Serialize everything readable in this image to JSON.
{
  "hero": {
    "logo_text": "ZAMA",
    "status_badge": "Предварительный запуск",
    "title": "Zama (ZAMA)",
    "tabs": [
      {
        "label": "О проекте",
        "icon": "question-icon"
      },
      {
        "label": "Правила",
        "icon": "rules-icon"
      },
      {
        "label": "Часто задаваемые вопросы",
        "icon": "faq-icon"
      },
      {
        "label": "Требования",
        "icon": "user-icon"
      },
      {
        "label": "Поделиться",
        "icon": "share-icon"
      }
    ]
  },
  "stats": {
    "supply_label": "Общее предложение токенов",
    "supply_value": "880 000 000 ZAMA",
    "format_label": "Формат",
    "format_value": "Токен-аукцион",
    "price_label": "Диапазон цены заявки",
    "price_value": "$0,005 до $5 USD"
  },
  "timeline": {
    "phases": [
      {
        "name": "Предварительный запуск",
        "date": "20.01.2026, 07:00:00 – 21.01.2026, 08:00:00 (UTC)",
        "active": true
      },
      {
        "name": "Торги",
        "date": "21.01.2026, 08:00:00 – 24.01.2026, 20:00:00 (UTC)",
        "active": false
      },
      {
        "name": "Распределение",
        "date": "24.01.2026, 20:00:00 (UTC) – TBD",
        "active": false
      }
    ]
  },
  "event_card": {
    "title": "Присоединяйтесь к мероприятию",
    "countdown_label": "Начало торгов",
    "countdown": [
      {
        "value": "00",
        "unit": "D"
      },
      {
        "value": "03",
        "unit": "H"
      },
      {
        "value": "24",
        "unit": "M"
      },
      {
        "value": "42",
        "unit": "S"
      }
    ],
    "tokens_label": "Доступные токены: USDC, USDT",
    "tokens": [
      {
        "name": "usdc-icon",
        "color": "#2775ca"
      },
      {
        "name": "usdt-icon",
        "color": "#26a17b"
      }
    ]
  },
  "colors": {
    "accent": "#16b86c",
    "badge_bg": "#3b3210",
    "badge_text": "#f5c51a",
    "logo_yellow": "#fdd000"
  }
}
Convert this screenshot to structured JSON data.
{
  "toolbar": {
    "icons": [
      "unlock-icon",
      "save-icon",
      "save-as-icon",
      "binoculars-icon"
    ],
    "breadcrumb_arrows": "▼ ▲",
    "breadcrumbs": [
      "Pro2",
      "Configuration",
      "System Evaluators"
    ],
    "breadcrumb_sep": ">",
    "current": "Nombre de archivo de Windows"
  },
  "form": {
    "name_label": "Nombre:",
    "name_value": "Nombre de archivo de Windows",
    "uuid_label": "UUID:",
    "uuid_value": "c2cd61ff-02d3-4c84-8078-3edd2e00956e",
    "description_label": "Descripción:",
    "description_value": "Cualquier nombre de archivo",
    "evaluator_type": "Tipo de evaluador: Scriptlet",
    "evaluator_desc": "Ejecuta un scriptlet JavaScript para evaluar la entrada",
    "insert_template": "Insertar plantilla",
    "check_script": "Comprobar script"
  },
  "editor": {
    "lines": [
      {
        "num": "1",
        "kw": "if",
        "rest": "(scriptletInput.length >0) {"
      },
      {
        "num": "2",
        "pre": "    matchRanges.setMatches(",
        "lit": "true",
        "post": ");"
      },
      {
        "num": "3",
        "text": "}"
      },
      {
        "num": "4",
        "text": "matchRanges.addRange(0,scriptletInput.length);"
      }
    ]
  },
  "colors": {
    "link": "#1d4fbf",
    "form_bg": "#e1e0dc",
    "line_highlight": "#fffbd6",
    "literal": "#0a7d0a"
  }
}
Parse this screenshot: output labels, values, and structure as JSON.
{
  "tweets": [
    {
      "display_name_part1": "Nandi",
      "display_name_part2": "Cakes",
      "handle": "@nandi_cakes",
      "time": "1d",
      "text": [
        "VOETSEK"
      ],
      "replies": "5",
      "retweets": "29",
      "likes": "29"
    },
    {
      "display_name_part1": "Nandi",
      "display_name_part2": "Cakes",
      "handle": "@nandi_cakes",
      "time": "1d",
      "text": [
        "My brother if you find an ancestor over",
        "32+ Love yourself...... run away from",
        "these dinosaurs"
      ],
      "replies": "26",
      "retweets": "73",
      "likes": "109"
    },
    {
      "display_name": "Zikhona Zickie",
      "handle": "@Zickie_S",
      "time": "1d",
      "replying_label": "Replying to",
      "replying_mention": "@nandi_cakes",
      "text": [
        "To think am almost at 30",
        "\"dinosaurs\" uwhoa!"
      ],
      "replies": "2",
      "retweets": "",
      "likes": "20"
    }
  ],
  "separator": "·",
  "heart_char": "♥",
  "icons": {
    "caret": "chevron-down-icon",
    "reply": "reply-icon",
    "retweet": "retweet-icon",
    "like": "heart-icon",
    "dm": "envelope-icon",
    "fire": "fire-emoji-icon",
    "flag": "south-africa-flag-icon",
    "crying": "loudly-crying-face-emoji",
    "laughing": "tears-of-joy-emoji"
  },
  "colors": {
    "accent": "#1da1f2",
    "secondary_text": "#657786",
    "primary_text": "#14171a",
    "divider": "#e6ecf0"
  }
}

════════

▶ [Given exercise]: Retype the records that precede this task, keeping them exactly the same.

▶ [Output of the task]:
Serialize everything readable in this image to JSON.
{
  "hero": {
    "logo_text": "ZAMA",
    "status_badge": "Предварительный запуск",
    "title": "Zama (ZAMA)",
    "tabs": [
      {
        "label": "О проекте",
        "icon": "question-icon"
      },
      {
        "label": "Правила",
        "icon": "rules-icon"
      },
      {
        "label": "Часто задаваемые вопросы",
        "icon": "faq-icon"
      },
      {
        "label": "Требования",
        "icon": "user-icon"
      },
      {
        "label": "Поделиться",
        "icon": "share-icon"
      }
    ]
  },
  "stats": {
    "supply_label": "Общее предложение токенов",
    "supply_value": "880 000 000 ZAMA",
    "format_label": "Формат",
    "format_value": "Токен-аукцион",
    "price_label": "Диапазон цены заявки",
    "price_value": "$0,005 до $5 USD"
  },
  "timeline": {
    "phases": [
      {
        "name": "Предварительный запуск",
        "date": "20.01.2026, 07:00:00 – 21.01.2026, 08:00:00 (UTC)",
        "active": true
      },
      {
        "name": "Торги",
        "date": "21.01.2026, 08:00:00 – 24.01.2026, 20:00:00 (UTC)",
        "active": false
      },
      {
        "name": "Распределение",
        "date": "24.01.2026, 20:00:00 (UTC) – TBD",
        "active": false
      }
    ]
  },
  "event_card": {
    "title": "Присоединяйтесь к мероприятию",
    "countdown_label": "Начало торгов",
    "countdown": [
      {
        "value": "00",
        "unit": "D"
      },
      {
        "value": "03",
        "unit": "H"
      },
      {
        "value": "24",
        "unit": "M"
      },
      {
        "value": "42",
        "unit": "S"
      }
    ],
    "tokens_label": "Доступные токены: USDC, USDT",
    "tokens": [
      {
        "name": "usdc-icon",
        "color": "#2775ca"
      },
      {
        "name": "usdt-icon",
        "color": "#26a17b"
      }
    ]
  },
  "colors": {
    "accent": "#16b86c",
    "badge_bg": "#3b3210",
    "badge_text": "#f5c51a",
    "logo_yellow": "#fdd000"
  }
}
Convert this screenshot to structured JSON data.
{
  "toolbar": {
    "icons": [
      "unlock-icon",
      "save-icon",
      "save-as-icon",
      "binoculars-icon"
    ],
    "breadcrumb_arrows": "▼ ▲",
    "breadcrumbs": [
      "Pro2",
      "Configuration",
      "System Evaluators"
    ],
    "breadcrumb_sep": ">",
    "current": "Nombre de archivo de Windows"
  },
  "form": {
    "name_label": "Nombre:",
    "name_value": "Nombre de archivo de Windows",
    "uuid_label": "UUID:",
    "uuid_value": "c2cd61ff-02d3-4c84-8078-3edd2e00956e",
    "description_label": "Descripción:",
    "description_value": "Cualquier nombre de archivo",
    "evaluator_type": "Tipo de evaluador: Scriptlet",
    "evaluator_desc": "Ejecuta un scriptlet JavaScript para evaluar la entrada",
    "insert_template": "Insertar plantilla",
    "check_script": "Comprobar script"
  },
  "editor": {
    "lines": [
      {
        "num": "1",
        "kw": "if",
        "rest": "(scriptletInput.length >0) {"
      },
      {
        "num": "2",
        "pre": "    matchRanges.setMatches(",
        "lit": "true",
        "post": ");"
      },
      {
        "num": "3",
        "text": "}"
      },
      {
        "num": "4",
        "text": "matchRanges.addRange(0,scriptletInput.length);"
      }
    ]
  },
  "colors": {
    "link": "#1d4fbf",
    "form_bg": "#e1e0dc",
    "line_highlight": "#fffbd6",
    "literal": "#0a7d0a"
  }
}
Parse this screenshot: output labels, values, and structure as JSON.
{
  "tweets": [
    {
      "display_name_part1": "Nandi",
      "display_name_part2": "Cakes",
      "handle": "@nandi_cakes",
      "time": "1d",
      "text": [
        "VOETSEK"
      ],
      "replies": "5",
      "retweets": "29",
      "likes": "29"
    },
    {
      "display_name_part1": "Nandi",
      "display_name_part2": "Cakes",
      "handle": "@nandi_cakes",
      "time": "1d",
      "text": [
        "My brother if you find an ancestor over",
        "32+ Love yourself...... run away from",
        "these dinosaurs"
      ],
      "replies": "26",
      "retweets": "73",
      "likes": "109"
    },
    {
      "display_name": "Zikhona Zickie",
      "handle": "@Zickie_S",
      "time": "1d",
      "replying_label": "Replying to",
      "replying_mention": "@nandi_cakes",
      "text": [
        "To think am almost at 30",
        "\"dinosaurs\" uwhoa!"
      ],
      "replies": "2",
      "retweets": "",
      "likes": "20"
    }
  ],
  "separator": "·",
  "heart_char": "♥",
  "icons": {
    "caret": "chevron-down-icon",
    "reply": "reply-icon",
    "retweet": "retweet-icon",
    "like": "heart-icon",
    "dm": "envelope-icon",
    "fire": "fire-emoji-icon",
    "flag": "south-africa-flag-icon",
    "crying": "loudly-crying-face-emoji",
    "laughing": "tears-of-joy-emoji"
  },
  "colors": {
    "accent": "#1da1f2",
    "secondary_text": "#657786",
    "primary_text": "#14171a",
    "divider": "#e6ecf0"
  }
}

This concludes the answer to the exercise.